## Exercise description
Whenever a line contains the string "label", copy it out of the entries.
========================================
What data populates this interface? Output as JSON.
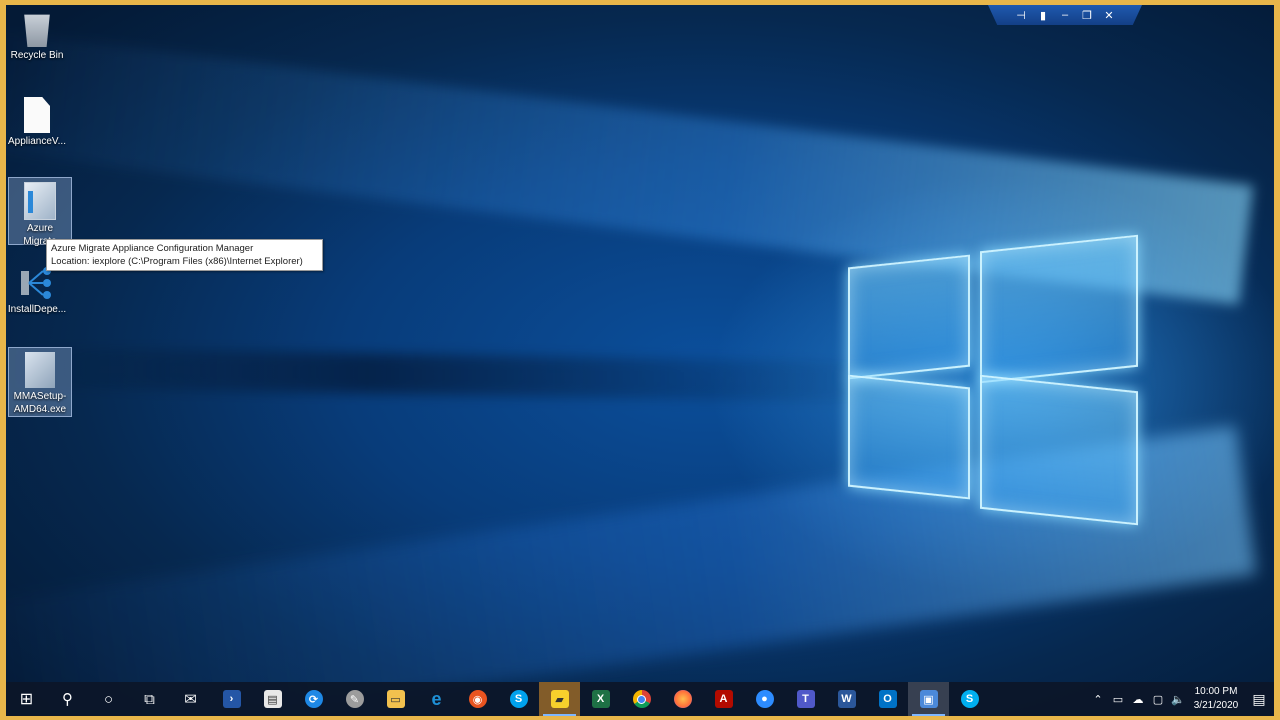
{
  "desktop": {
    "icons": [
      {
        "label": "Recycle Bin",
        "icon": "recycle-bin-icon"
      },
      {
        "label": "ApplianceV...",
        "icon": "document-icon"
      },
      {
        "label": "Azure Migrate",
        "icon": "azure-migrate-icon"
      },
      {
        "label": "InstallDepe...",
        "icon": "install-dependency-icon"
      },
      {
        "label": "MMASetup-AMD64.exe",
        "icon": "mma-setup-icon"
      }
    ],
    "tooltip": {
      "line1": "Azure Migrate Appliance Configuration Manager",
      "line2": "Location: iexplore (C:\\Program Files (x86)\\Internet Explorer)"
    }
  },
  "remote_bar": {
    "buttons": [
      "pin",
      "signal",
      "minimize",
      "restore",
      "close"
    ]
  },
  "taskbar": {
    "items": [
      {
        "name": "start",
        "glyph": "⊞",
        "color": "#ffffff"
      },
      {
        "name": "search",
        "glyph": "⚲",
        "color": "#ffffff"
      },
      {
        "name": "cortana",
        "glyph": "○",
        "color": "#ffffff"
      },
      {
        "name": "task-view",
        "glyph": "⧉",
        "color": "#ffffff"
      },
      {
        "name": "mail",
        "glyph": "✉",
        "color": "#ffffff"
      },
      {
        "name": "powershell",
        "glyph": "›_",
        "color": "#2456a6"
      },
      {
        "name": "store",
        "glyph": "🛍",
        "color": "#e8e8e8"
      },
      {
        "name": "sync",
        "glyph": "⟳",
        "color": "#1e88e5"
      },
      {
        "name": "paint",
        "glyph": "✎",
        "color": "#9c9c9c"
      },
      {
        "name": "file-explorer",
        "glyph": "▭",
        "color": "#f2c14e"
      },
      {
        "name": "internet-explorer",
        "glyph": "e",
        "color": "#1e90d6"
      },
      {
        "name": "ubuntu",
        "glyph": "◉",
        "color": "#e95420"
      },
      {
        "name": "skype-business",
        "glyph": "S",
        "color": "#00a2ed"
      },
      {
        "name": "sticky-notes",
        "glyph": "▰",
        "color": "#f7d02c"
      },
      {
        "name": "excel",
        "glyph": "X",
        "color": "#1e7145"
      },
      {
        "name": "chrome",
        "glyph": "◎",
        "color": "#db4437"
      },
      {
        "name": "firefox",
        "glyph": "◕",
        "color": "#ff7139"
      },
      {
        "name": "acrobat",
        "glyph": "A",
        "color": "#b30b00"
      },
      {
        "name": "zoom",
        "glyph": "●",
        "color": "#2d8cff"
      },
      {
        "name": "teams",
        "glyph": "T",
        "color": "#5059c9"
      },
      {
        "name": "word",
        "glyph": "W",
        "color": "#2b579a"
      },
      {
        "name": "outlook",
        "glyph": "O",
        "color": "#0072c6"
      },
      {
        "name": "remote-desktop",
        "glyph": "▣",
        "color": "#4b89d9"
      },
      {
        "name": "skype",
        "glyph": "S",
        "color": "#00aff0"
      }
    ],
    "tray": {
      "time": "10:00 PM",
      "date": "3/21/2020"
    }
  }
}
========================================
## Task output
        "label": "Recycle Bin",
        "label": "ApplianceV...",
        "label": "Azure Migrate",
        "label": "InstallDepe...",
        "label": "MMASetup-AMD64.exe",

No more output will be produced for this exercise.